EXERCISE DIRECTIONS:
Return all lines that include the string "genera".

DATA TO PROCESS:
/---

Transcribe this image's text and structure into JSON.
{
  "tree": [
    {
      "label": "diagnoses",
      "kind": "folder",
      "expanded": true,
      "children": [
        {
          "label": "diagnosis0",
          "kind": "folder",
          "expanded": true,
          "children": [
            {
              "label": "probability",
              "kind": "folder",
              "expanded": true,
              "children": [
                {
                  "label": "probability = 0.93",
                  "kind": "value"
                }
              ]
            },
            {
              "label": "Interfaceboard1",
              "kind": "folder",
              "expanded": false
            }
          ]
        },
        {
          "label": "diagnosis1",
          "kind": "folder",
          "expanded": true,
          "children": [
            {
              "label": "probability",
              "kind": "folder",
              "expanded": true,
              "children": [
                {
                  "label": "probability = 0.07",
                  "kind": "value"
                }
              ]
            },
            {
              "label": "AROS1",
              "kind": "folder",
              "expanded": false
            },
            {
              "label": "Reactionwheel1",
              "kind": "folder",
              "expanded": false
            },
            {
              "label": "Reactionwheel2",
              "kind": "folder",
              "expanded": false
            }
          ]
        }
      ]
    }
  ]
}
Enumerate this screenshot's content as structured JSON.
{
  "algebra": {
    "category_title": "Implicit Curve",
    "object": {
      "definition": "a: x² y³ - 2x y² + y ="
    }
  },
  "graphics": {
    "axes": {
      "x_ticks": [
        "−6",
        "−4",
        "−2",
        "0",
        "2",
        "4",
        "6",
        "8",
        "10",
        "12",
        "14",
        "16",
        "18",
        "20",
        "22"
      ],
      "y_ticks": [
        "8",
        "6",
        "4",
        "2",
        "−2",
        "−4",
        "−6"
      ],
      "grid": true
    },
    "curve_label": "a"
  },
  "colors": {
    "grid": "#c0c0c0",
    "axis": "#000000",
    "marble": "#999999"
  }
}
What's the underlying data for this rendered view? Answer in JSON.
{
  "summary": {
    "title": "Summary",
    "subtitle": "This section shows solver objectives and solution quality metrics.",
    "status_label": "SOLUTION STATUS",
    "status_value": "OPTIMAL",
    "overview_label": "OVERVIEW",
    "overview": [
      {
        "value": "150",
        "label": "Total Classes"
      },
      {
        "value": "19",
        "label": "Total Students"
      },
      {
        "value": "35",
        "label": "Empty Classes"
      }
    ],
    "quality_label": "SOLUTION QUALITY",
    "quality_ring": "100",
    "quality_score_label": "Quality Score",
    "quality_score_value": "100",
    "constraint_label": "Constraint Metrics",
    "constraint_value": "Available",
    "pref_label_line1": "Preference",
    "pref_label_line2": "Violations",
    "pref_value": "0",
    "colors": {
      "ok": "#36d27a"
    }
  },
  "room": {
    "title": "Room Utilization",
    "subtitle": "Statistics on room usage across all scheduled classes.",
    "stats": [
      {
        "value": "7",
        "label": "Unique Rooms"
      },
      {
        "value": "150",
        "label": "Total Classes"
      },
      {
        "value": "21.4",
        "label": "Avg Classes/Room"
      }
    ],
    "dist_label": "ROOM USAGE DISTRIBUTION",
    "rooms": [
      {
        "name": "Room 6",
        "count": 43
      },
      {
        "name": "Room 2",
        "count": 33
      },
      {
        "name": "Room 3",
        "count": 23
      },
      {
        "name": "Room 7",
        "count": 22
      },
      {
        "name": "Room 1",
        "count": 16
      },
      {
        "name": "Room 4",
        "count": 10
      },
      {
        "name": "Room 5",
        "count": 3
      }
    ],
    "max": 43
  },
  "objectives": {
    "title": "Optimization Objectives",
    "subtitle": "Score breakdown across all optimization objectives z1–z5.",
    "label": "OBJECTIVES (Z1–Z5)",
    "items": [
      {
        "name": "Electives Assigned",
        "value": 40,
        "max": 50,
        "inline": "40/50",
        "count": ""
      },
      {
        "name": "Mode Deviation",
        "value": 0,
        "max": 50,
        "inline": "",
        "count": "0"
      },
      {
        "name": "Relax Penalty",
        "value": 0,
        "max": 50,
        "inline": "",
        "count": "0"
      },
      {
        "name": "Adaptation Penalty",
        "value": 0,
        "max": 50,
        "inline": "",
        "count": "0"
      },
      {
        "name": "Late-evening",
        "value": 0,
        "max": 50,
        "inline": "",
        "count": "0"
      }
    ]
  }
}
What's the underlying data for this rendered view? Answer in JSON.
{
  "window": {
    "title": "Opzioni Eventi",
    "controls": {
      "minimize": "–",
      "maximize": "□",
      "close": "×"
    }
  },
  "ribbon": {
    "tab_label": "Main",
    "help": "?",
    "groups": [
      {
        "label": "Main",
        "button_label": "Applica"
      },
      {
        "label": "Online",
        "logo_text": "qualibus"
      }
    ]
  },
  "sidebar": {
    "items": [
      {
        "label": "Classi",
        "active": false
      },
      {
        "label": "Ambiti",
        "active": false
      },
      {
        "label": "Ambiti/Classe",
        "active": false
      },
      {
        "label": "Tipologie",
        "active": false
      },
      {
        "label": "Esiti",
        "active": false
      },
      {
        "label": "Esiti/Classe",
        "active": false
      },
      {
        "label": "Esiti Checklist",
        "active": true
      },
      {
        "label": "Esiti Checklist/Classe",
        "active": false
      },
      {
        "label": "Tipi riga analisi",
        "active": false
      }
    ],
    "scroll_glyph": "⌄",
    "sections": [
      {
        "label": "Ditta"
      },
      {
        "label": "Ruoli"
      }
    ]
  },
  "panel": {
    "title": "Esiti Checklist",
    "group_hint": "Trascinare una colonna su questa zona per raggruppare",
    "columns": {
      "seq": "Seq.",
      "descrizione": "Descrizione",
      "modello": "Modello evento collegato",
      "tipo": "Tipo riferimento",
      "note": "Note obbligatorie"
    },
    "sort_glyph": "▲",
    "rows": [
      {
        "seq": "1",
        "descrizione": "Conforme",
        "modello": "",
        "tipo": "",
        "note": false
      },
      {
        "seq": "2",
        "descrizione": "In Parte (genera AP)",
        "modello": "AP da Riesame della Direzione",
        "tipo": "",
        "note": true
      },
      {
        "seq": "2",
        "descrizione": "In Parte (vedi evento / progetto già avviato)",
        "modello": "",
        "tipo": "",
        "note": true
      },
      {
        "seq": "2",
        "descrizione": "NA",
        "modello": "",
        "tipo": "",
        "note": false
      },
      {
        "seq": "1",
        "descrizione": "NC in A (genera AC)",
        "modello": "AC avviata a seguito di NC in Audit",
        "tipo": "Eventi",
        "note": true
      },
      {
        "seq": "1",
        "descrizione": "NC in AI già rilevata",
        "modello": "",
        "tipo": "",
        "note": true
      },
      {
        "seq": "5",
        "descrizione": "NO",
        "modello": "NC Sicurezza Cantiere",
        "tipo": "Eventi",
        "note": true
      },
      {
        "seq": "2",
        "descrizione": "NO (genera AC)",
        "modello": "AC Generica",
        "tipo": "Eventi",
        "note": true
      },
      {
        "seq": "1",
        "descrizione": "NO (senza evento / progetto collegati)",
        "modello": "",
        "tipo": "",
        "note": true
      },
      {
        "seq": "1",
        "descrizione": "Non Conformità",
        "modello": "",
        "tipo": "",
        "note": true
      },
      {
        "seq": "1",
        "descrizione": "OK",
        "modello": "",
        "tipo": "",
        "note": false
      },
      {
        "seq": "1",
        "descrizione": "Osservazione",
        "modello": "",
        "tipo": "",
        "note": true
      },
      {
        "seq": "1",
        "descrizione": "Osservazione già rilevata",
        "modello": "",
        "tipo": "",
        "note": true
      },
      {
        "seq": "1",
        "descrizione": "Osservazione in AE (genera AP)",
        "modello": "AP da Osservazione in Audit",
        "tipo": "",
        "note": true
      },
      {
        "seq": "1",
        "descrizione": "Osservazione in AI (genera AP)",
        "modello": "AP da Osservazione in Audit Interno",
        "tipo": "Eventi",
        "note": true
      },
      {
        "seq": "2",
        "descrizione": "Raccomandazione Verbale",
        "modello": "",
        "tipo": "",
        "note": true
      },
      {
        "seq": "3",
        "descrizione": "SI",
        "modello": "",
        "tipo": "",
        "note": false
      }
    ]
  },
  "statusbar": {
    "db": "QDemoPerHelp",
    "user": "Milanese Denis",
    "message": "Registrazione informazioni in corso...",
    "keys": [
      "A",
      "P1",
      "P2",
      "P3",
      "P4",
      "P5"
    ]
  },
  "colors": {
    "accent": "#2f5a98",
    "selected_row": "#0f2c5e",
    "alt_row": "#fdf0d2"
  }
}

\---

RESPONSE TO THIS EXERCISE:
        "descrizione": "In Parte (genera AP)",
        "descrizione": "NC in A (genera AC)",
        "descrizione": "NO (genera AC)",
        "descrizione": "Osservazione in AE (genera AP)",
        "descrizione": "Osservazione in AI (genera AP)",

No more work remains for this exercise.